GIVEN INFORMATION:
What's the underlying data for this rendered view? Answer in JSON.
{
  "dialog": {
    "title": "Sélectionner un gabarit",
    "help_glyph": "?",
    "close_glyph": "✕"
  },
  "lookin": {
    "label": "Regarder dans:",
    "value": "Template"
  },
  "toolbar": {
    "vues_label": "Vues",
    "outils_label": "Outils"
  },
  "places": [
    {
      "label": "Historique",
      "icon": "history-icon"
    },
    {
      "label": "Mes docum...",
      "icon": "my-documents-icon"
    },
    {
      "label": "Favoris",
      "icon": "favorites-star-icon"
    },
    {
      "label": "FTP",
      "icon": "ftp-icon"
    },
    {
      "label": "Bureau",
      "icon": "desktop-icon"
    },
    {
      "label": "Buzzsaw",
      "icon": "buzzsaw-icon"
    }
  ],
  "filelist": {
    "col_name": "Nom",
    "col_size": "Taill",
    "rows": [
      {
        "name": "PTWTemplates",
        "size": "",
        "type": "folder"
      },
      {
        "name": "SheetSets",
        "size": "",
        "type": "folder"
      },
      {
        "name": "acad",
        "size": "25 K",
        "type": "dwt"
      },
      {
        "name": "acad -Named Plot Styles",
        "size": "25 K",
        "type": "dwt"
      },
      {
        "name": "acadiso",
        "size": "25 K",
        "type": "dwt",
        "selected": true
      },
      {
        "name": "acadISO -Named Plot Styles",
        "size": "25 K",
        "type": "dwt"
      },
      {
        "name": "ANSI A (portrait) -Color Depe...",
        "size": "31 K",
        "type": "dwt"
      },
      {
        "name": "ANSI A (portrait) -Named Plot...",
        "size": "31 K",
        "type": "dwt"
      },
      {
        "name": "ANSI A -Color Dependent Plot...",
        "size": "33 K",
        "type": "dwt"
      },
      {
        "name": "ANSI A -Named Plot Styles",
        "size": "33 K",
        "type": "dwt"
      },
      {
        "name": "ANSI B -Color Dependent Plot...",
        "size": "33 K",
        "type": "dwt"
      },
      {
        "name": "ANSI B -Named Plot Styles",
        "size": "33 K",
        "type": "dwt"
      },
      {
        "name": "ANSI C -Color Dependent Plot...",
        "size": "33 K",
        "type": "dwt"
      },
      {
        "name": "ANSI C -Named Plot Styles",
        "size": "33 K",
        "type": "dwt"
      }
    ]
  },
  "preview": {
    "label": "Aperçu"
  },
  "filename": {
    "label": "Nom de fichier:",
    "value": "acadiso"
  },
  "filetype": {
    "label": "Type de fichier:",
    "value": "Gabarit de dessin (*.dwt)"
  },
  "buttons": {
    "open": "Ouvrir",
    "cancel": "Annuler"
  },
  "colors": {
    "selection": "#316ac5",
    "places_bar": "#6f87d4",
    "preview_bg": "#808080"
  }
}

* * *

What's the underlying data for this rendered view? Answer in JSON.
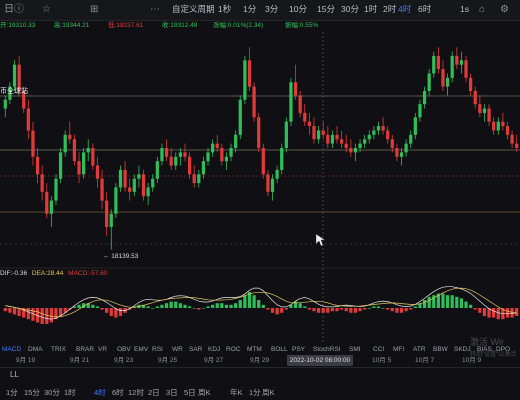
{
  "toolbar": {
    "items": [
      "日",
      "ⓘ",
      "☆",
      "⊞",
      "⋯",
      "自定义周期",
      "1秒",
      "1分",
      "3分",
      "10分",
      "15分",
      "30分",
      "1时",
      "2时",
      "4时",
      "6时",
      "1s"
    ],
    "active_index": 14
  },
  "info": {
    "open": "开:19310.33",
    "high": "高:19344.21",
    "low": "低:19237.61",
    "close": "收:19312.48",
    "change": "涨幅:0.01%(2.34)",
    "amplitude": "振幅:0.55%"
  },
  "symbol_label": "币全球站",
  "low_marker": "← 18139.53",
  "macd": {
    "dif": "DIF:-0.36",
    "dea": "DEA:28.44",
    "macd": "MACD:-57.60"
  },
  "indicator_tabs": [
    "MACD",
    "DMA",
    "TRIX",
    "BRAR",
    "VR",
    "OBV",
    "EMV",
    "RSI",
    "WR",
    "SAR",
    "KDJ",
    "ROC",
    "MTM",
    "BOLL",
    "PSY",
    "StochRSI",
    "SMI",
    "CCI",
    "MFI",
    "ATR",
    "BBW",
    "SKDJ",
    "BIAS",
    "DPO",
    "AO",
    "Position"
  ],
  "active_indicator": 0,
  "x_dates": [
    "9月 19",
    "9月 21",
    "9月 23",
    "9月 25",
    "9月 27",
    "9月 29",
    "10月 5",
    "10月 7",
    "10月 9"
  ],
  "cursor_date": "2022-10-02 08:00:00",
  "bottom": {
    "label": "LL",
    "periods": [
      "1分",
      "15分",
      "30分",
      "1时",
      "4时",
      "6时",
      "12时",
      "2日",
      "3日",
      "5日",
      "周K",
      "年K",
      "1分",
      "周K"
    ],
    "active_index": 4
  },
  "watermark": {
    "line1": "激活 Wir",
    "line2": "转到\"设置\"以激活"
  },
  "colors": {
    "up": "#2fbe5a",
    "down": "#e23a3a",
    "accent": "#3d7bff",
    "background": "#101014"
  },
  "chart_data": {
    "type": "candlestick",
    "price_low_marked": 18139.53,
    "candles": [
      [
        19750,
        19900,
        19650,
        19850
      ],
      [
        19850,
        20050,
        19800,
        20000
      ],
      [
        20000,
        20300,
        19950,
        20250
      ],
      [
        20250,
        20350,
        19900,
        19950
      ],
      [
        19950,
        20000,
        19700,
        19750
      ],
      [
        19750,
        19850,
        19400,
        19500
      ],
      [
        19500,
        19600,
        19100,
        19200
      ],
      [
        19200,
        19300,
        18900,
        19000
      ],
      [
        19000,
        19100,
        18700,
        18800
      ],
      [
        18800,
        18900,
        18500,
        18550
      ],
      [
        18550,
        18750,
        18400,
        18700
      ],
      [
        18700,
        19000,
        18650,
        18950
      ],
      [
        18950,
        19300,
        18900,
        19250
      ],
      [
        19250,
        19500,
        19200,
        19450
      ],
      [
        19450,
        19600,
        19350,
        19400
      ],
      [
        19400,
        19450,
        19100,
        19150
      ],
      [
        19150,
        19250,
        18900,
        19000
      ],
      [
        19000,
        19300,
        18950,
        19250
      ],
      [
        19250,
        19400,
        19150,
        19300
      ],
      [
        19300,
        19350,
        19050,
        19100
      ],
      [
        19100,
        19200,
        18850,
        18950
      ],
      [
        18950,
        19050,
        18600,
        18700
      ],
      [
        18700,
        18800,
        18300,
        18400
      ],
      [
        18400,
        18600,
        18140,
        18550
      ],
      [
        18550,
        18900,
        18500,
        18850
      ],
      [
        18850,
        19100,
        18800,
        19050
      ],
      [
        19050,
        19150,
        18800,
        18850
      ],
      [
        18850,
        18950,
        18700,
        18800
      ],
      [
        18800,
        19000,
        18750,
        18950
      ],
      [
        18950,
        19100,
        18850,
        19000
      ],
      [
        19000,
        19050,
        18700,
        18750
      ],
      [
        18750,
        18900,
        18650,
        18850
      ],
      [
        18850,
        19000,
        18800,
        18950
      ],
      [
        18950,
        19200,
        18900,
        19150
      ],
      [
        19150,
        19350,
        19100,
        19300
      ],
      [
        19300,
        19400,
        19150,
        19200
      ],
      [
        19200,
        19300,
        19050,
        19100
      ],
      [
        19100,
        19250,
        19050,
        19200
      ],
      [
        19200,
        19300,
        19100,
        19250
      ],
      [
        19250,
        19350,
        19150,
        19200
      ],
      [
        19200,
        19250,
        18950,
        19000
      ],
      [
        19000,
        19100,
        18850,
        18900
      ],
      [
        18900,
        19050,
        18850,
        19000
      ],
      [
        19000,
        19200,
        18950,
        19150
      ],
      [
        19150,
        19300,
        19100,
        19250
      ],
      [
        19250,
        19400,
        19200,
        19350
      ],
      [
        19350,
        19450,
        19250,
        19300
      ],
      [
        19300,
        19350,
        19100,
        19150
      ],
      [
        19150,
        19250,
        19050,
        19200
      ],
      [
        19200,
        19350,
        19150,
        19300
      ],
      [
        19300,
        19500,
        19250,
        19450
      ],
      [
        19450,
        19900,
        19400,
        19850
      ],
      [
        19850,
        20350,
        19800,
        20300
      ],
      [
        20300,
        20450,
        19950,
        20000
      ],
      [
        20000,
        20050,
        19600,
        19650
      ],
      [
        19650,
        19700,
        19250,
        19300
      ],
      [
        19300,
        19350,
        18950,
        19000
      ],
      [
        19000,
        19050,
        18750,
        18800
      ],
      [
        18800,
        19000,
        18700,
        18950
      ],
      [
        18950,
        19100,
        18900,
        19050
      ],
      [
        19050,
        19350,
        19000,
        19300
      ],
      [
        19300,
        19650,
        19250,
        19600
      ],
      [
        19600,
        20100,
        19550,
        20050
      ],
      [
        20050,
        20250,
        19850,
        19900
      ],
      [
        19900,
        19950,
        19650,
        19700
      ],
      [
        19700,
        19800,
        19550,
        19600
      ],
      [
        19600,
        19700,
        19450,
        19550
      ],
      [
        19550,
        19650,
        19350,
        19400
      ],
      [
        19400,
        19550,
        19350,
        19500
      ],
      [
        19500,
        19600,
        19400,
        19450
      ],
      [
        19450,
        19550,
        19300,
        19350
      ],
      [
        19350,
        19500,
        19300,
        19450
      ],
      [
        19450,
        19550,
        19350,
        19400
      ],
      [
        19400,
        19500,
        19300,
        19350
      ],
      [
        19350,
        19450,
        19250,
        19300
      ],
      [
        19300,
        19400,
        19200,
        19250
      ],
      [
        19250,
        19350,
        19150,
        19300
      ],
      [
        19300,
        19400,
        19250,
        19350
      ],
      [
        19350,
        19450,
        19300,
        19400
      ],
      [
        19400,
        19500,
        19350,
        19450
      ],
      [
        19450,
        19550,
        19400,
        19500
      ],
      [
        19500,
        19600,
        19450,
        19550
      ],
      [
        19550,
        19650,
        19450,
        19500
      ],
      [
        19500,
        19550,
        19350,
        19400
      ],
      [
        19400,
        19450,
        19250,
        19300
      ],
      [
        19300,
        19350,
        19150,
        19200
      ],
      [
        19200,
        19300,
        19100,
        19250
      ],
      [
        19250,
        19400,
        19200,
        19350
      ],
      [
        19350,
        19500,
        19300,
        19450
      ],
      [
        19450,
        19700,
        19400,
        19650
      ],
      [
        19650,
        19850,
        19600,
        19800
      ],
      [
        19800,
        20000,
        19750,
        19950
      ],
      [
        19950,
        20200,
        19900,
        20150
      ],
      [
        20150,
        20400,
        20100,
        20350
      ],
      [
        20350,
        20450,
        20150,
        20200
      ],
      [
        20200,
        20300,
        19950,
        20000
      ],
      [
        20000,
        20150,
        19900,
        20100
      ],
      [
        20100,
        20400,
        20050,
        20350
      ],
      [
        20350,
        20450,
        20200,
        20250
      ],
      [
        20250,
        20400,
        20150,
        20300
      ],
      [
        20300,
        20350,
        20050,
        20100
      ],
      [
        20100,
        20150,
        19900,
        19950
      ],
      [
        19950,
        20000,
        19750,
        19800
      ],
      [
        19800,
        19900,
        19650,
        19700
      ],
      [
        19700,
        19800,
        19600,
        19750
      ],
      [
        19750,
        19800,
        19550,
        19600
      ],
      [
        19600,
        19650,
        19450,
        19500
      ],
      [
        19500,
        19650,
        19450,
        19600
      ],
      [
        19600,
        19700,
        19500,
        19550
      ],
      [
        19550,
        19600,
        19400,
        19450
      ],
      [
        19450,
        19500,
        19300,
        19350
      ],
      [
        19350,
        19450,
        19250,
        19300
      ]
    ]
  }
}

EXERCISE BRIEF: Go through the listing above and work out how many lines contain the string "Styles". Reply with the number alone.

THE REPLY: 5